DATASET EXTRACT —
____________

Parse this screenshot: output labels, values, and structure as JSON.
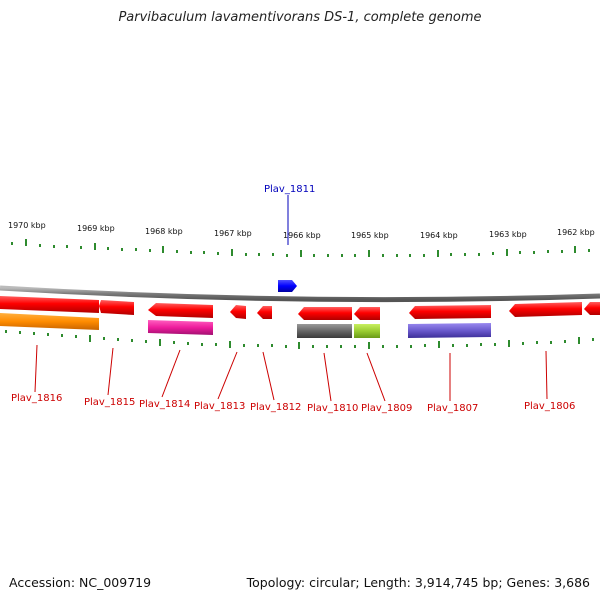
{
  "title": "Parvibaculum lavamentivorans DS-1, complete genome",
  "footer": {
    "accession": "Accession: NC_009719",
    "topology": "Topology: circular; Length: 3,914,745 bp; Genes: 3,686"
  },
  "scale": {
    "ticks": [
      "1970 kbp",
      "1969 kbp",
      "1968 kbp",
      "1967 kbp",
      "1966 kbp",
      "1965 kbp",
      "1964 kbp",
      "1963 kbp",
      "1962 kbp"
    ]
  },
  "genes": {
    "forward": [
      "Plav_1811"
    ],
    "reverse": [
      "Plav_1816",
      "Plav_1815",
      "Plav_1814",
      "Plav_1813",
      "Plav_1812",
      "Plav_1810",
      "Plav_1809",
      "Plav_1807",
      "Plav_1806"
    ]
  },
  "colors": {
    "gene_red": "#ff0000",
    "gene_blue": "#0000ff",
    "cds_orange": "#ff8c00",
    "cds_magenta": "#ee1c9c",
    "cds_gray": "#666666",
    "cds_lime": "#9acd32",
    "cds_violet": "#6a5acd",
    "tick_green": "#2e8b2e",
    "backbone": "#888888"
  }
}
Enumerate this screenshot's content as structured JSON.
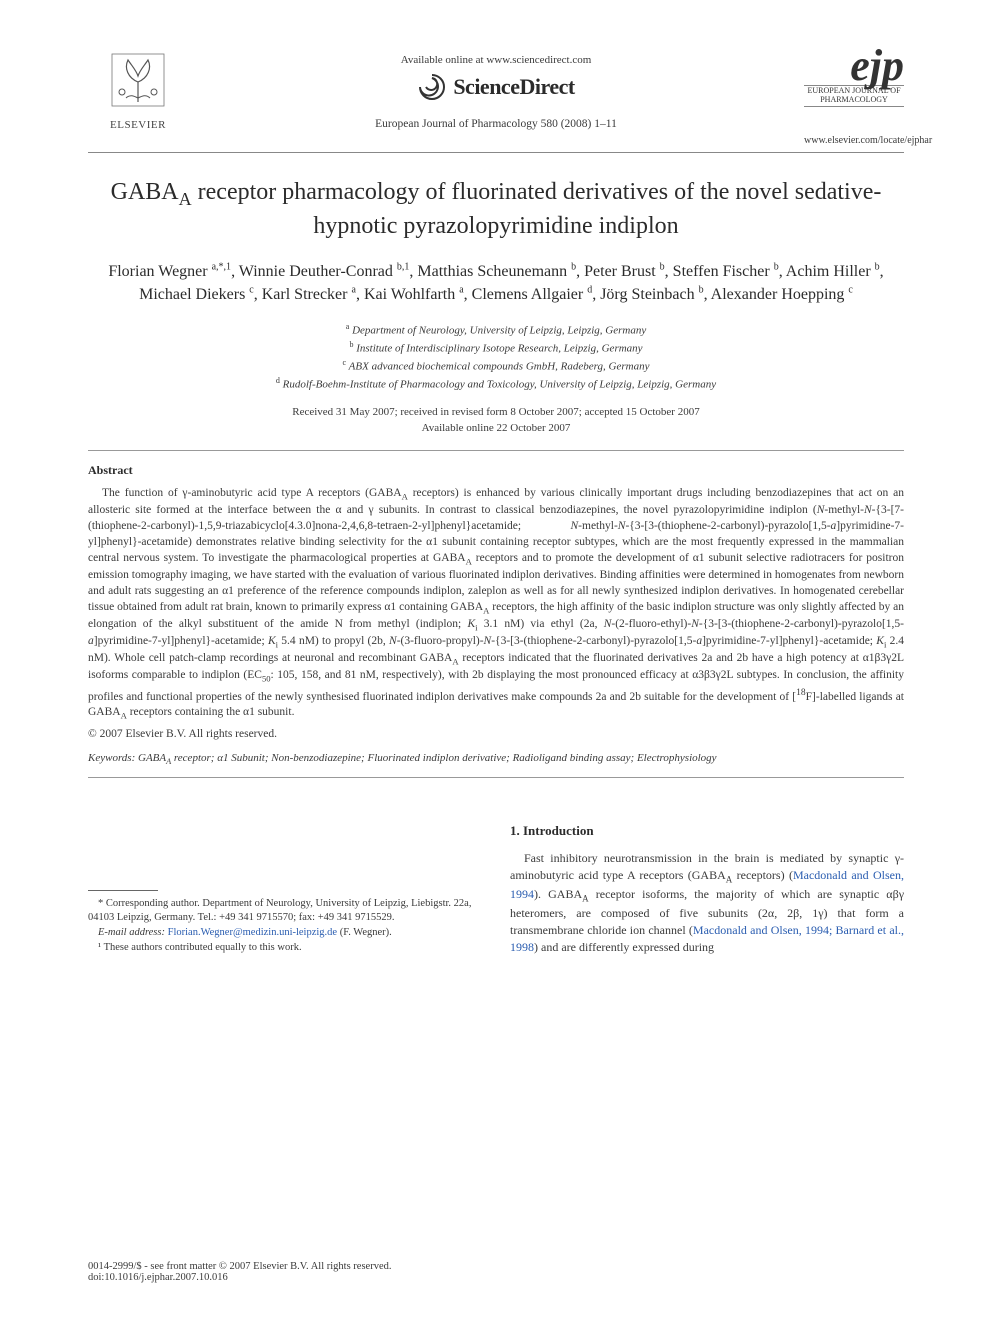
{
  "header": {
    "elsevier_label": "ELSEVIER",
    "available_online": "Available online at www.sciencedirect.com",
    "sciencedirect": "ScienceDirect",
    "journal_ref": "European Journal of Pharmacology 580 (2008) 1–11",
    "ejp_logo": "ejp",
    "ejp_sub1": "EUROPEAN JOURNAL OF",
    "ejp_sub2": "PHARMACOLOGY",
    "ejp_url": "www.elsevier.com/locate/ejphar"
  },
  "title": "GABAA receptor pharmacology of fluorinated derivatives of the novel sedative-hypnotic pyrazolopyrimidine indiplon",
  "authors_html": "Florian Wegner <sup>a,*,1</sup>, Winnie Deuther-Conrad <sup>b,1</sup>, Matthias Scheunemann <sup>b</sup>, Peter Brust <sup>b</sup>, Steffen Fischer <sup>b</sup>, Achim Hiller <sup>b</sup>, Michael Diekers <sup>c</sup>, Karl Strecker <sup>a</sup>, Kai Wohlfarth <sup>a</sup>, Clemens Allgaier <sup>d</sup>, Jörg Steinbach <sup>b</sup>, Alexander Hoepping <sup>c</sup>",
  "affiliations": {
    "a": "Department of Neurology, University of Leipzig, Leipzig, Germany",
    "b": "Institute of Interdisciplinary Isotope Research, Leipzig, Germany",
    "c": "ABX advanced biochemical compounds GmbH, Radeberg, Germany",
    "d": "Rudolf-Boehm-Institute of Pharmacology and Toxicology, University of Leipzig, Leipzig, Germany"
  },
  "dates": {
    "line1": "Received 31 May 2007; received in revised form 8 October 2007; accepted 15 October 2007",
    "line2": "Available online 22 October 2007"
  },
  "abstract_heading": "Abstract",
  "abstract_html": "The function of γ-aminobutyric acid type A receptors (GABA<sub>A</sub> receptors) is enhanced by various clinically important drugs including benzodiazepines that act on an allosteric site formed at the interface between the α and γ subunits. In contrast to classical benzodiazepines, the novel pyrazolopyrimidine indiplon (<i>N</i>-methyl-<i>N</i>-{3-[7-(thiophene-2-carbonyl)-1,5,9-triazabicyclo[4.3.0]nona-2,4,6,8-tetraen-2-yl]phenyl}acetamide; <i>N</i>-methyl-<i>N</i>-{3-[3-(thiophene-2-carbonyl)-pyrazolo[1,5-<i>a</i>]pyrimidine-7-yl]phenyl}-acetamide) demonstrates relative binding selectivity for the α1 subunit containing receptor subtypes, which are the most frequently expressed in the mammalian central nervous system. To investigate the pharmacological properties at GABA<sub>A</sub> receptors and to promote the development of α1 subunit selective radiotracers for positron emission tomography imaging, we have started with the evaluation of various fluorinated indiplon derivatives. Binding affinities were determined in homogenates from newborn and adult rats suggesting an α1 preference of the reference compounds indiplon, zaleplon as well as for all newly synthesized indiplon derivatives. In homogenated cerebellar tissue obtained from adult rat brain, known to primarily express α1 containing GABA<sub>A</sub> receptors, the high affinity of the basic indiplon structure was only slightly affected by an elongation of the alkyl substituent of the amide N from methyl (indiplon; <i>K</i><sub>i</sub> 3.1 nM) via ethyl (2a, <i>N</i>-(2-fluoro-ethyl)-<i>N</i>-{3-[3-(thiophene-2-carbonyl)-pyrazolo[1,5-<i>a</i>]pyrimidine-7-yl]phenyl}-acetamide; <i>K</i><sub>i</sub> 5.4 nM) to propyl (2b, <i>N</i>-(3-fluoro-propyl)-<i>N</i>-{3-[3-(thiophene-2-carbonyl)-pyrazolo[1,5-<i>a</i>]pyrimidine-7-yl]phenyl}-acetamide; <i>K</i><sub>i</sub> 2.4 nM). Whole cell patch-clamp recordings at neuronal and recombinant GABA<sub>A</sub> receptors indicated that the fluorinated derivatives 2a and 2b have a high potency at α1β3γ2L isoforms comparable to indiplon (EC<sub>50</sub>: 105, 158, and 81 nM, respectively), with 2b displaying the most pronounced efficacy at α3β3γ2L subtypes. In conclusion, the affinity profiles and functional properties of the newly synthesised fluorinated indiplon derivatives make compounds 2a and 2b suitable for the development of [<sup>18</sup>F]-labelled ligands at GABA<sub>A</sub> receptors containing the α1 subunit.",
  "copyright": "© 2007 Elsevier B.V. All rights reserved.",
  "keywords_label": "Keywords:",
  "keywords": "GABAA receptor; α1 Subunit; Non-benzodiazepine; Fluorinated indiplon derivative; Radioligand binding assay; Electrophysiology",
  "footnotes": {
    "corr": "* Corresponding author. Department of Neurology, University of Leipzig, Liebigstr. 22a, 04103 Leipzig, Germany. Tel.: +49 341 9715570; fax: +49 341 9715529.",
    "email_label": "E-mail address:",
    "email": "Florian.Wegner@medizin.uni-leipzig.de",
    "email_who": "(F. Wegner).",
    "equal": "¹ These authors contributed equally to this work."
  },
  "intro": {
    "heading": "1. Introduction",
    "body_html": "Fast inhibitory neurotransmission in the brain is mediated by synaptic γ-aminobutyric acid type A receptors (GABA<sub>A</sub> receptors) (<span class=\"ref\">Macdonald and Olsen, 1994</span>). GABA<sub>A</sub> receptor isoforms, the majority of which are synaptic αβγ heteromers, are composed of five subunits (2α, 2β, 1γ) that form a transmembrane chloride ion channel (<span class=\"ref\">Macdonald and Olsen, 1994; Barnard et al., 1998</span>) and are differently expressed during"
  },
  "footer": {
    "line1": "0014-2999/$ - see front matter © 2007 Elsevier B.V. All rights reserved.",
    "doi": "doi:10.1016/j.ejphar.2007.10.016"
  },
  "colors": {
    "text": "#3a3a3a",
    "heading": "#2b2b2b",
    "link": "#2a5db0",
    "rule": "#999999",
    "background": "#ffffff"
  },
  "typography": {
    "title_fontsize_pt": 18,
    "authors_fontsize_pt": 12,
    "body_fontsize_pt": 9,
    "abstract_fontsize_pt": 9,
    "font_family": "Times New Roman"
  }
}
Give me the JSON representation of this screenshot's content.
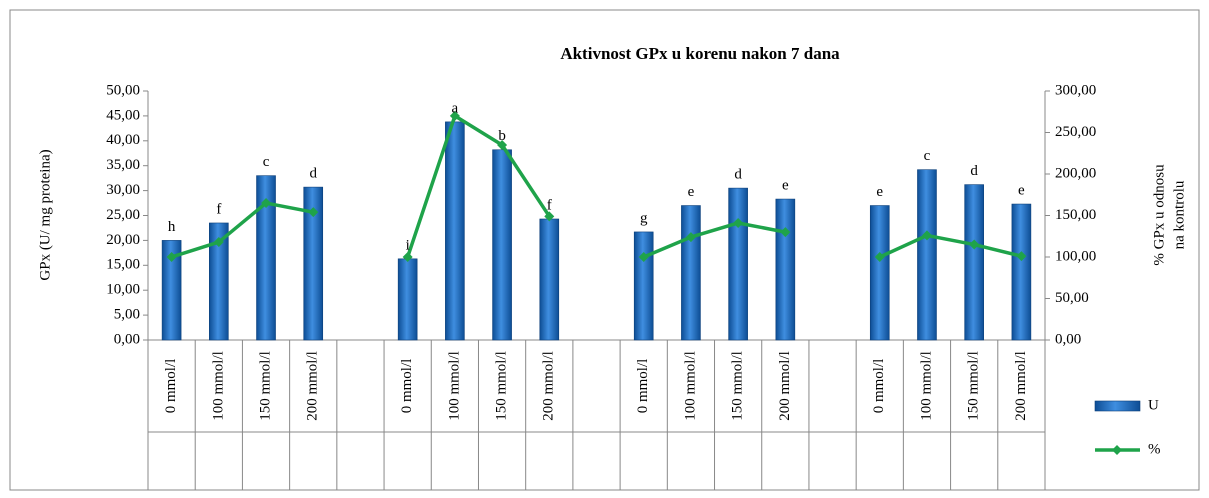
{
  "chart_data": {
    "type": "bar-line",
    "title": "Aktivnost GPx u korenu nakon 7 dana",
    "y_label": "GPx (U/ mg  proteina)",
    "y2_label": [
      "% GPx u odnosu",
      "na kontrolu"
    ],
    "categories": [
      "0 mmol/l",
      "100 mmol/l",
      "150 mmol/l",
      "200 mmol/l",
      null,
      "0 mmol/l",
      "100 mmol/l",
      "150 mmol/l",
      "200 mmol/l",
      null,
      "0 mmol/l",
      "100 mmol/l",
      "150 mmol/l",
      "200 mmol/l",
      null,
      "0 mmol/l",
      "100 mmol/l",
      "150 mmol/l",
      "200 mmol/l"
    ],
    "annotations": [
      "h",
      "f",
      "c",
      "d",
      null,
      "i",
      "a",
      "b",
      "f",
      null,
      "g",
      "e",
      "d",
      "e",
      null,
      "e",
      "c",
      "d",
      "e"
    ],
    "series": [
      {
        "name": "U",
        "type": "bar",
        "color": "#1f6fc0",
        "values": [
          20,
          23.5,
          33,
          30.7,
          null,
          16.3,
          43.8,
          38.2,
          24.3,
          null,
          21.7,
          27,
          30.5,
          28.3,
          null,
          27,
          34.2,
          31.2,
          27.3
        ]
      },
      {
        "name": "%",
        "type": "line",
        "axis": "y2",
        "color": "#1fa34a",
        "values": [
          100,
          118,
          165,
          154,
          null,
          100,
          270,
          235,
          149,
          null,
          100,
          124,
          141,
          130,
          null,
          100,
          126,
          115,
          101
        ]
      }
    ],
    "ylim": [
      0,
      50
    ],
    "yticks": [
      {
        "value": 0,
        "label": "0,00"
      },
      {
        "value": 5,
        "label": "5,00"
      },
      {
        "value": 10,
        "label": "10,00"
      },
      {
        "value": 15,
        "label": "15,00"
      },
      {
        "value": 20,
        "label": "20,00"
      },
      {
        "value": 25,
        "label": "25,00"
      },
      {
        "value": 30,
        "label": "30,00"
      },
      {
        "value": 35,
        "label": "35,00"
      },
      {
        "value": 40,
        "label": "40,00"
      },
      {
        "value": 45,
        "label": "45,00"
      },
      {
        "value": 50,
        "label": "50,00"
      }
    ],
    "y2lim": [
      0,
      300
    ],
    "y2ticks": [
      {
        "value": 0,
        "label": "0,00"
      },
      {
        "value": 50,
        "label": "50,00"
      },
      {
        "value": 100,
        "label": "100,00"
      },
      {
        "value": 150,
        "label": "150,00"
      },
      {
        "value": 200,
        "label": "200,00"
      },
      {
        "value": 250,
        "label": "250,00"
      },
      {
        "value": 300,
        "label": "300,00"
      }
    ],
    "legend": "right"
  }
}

____________

WHAT NEEDS TO BE DONE —
Could you copy out every line in the material above that contains the string "reserved"?

EXERCISE RESULT —
  "copyright": "© 2007 Elsevier B.V. All rights reserved.",
    "line1": "0014-2999/$ - see front matter © 2007 Elsevier B.V. All rights reserved.",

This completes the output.